— START Dataset content —
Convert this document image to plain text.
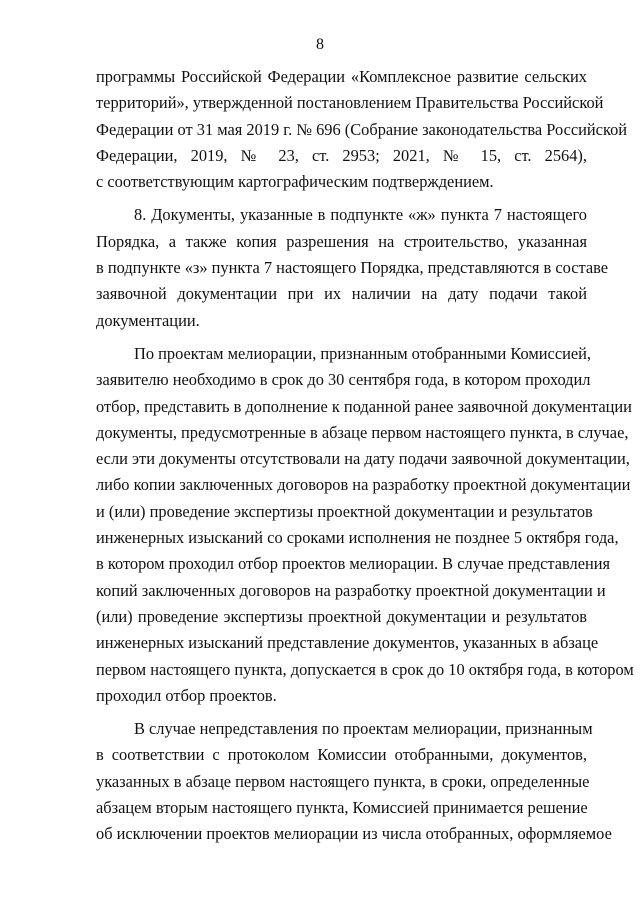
8
программы Российской Федерации «Комплексное развитие сельских
территорий», утвержденной постановлением Правительства Российской
Федерации от 31 мая 2019 г. № 696 (Собрание законодательства Российской
Федерации, 2019, № 23, ст. 2953; 2021, № 15, ст. 2564),
с соответствующим картографическим подтверждением.
8. Документы, указанные в подпункте «ж» пункта 7 настоящего
Порядка, а также копия разрешения на строительство, указанная
в подпункте «з» пункта 7 настоящего Порядка, представляются в составе
заявочной документации при их наличии на дату подачи такой
документации.
По проектам мелиорации, признанным отобранными Комиссией,
заявителю необходимо в срок до 30 сентября года, в котором проходил
отбор, представить в дополнение к поданной ранее заявочной документации
документы, предусмотренные в абзаце первом настоящего пункта, в случае,
если эти документы отсутствовали на дату подачи заявочной документации,
либо копии заключенных договоров на разработку проектной документации
и (или) проведение экспертизы проектной документации и результатов
инженерных изысканий со сроками исполнения не позднее 5 октября года,
в котором проходил отбор проектов мелиорации. В случае представления
копий заключенных договоров на разработку проектной документации и
(или) проведение экспертизы проектной документации и результатов
инженерных изысканий представление документов, указанных в абзаце
первом настоящего пункта, допускается в срок до 10 октября года, в котором
проходил отбор проектов.
В случае непредставления по проектам мелиорации, признанным
в соответствии с протоколом Комиссии отобранными, документов,
указанных в абзаце первом настоящего пункта, в сроки, определенные
абзацем вторым настоящего пункта, Комиссией принимается решение
об исключении проектов мелиорации из числа отобранных, оформляемое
— END Dataset content —
Leave out the pictures and transcribe everything else exactly.

Convert this document image to plain text.
8
программы Российской Федерации «Комплексное развитие сельских
территорий», утвержденной постановлением Правительства Российской
Федерации от 31 мая 2019 г. № 696 (Собрание законодательства Российской
Федерации, 2019, № 23, ст. 2953; 2021, № 15, ст. 2564),
с соответствующим картографическим подтверждением.
8. Документы, указанные в подпункте «ж» пункта 7 настоящего
Порядка, а также копия разрешения на строительство, указанная
в подпункте «з» пункта 7 настоящего Порядка, представляются в составе
заявочной документации при их наличии на дату подачи такой
документации.
По проектам мелиорации, признанным отобранными Комиссией,
заявителю необходимо в срок до 30 сентября года, в котором проходил
отбор, представить в дополнение к поданной ранее заявочной документации
документы, предусмотренные в абзаце первом настоящего пункта, в случае,
если эти документы отсутствовали на дату подачи заявочной документации,
либо копии заключенных договоров на разработку проектной документации
и (или) проведение экспертизы проектной документации и результатов
инженерных изысканий со сроками исполнения не позднее 5 октября года,
в котором проходил отбор проектов мелиорации. В случае представления
копий заключенных договоров на разработку проектной документации и
(или) проведение экспертизы проектной документации и результатов
инженерных изысканий представление документов, указанных в абзаце
первом настоящего пункта, допускается в срок до 10 октября года, в котором
проходил отбор проектов.
В случае непредставления по проектам мелиорации, признанным
в соответствии с протоколом Комиссии отобранными, документов,
указанных в абзаце первом настоящего пункта, в сроки, определенные
абзацем вторым настоящего пункта, Комиссией принимается решение
об исключении проектов мелиорации из числа отобранных, оформляемое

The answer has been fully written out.